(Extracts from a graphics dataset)
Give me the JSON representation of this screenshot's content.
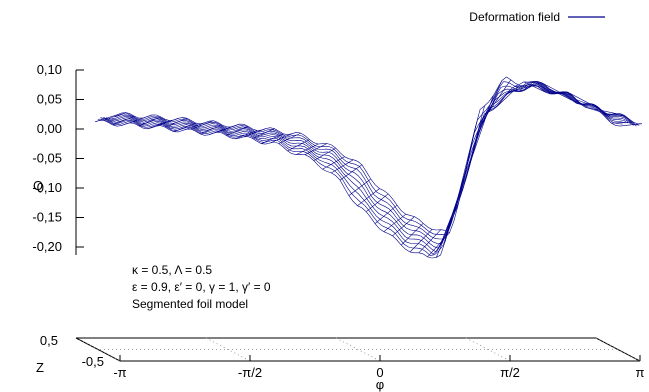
{
  "chart_data": {
    "type": "surface3d",
    "legend": {
      "label": "Deformation field",
      "position": "top-right",
      "color": "#00008b"
    },
    "zlabel": "Q",
    "xlabel": "φ",
    "ylabel": "Z",
    "z_ticks": [
      "0,10",
      "0,05",
      "0,00",
      "-0,05",
      "-0,10",
      "-0,15",
      "-0,20"
    ],
    "z_tick_values": [
      0.1,
      0.05,
      0.0,
      -0.05,
      -0.1,
      -0.15,
      -0.2
    ],
    "zlim": [
      -0.25,
      0.1
    ],
    "x_ticks": [
      "-π",
      "-π/2",
      "0",
      "π/2",
      "π"
    ],
    "x_tick_values": [
      -3.1416,
      -1.5708,
      0,
      1.5708,
      3.1416
    ],
    "y_ticks": [
      "0,5",
      "-0,5"
    ],
    "y_tick_values": [
      0.5,
      -0.5
    ],
    "annotations": [
      "κ = 0.5, Λ = 0.5",
      "ε = 0.9, ε′ = 0, γ = 1, γ′ = 0",
      "Segmented foil model"
    ],
    "series": [
      {
        "color": "#00008b",
        "phi": [
          -3.14,
          -2.5,
          -2.0,
          -1.5,
          -1.0,
          -0.5,
          -0.2,
          0.0,
          0.3,
          0.5,
          0.7,
          0.85,
          1.0,
          1.2,
          1.5,
          2.0,
          2.5,
          3.14
        ],
        "q_front": [
          0.012,
          0.004,
          -0.004,
          -0.012,
          -0.025,
          -0.055,
          -0.09,
          -0.13,
          -0.17,
          -0.195,
          -0.21,
          -0.22,
          -0.21,
          -0.13,
          0.02,
          0.085,
          0.06,
          0.005
        ],
        "q_back": [
          0.015,
          0.008,
          0.0,
          -0.008,
          -0.018,
          -0.045,
          -0.075,
          -0.11,
          -0.15,
          -0.17,
          -0.18,
          -0.19,
          -0.1,
          0.02,
          0.075,
          0.055,
          0.03,
          0.0
        ]
      }
    ],
    "grid": "dotted floor only"
  }
}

### Task details
Return the whole listing, word for word, and leave out every picture.

### Written solution
Give me the JSON representation of this screenshot's content.
{
  "chart_data": {
    "type": "surface3d",
    "legend": {
      "label": "Deformation field",
      "position": "top-right",
      "color": "#00008b"
    },
    "zlabel": "Q",
    "xlabel": "φ",
    "ylabel": "Z",
    "z_ticks": [
      "0,10",
      "0,05",
      "0,00",
      "-0,05",
      "-0,10",
      "-0,15",
      "-0,20"
    ],
    "z_tick_values": [
      0.1,
      0.05,
      0.0,
      -0.05,
      -0.1,
      -0.15,
      -0.2
    ],
    "zlim": [
      -0.25,
      0.1
    ],
    "x_ticks": [
      "-π",
      "-π/2",
      "0",
      "π/2",
      "π"
    ],
    "x_tick_values": [
      -3.1416,
      -1.5708,
      0,
      1.5708,
      3.1416
    ],
    "y_ticks": [
      "0,5",
      "-0,5"
    ],
    "y_tick_values": [
      0.5,
      -0.5
    ],
    "annotations": [
      "κ = 0.5, Λ = 0.5",
      "ε = 0.9, ε′ = 0, γ = 1, γ′ = 0",
      "Segmented foil model"
    ],
    "series": [
      {
        "color": "#00008b",
        "phi": [
          -3.14,
          -2.5,
          -2.0,
          -1.5,
          -1.0,
          -0.5,
          -0.2,
          0.0,
          0.3,
          0.5,
          0.7,
          0.85,
          1.0,
          1.2,
          1.5,
          2.0,
          2.5,
          3.14
        ],
        "q_front": [
          0.012,
          0.004,
          -0.004,
          -0.012,
          -0.025,
          -0.055,
          -0.09,
          -0.13,
          -0.17,
          -0.195,
          -0.21,
          -0.22,
          -0.21,
          -0.13,
          0.02,
          0.085,
          0.06,
          0.005
        ],
        "q_back": [
          0.015,
          0.008,
          0.0,
          -0.008,
          -0.018,
          -0.045,
          -0.075,
          -0.11,
          -0.15,
          -0.17,
          -0.18,
          -0.19,
          -0.1,
          0.02,
          0.075,
          0.055,
          0.03,
          0.0
        ]
      }
    ],
    "grid": "dotted floor only"
  }
}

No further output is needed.